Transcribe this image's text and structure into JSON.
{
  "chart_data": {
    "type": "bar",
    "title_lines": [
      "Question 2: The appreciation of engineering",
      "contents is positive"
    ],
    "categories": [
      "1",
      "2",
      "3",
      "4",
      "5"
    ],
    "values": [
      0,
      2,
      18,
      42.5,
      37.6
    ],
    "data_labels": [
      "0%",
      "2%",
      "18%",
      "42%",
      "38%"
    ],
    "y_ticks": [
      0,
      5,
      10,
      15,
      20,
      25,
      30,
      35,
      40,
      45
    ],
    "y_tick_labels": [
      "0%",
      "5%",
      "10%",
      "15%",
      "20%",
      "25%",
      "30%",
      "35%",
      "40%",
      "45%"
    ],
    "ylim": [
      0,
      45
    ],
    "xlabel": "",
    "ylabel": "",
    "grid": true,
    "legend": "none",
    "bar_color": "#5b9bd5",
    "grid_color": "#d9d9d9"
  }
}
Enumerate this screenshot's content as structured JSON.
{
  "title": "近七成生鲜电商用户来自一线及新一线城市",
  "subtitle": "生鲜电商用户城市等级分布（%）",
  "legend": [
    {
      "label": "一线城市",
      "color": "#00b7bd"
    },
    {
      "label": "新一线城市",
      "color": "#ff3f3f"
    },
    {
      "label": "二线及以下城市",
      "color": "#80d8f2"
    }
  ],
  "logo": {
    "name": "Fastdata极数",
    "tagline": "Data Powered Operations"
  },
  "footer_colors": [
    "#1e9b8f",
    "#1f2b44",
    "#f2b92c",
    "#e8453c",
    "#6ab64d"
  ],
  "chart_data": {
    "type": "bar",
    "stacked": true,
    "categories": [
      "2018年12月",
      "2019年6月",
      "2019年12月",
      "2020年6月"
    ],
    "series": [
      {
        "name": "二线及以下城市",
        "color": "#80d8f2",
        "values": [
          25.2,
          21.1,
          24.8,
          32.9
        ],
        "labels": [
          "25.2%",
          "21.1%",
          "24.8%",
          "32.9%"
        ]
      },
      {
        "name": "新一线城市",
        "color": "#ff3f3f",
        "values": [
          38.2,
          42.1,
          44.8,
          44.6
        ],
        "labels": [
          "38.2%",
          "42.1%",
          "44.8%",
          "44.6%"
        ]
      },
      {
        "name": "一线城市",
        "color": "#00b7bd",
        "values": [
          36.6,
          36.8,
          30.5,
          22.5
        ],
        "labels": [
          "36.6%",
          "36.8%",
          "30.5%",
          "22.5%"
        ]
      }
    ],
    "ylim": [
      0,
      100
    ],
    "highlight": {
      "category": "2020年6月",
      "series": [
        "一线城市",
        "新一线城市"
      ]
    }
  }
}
☆ ☆ ☆
Requirements = All lines above with "JSON" in them should be returned.

Output for this exercise =
Transcribe this image's text and structure into JSON.
Enumerate this screenshot's content as structured JSON.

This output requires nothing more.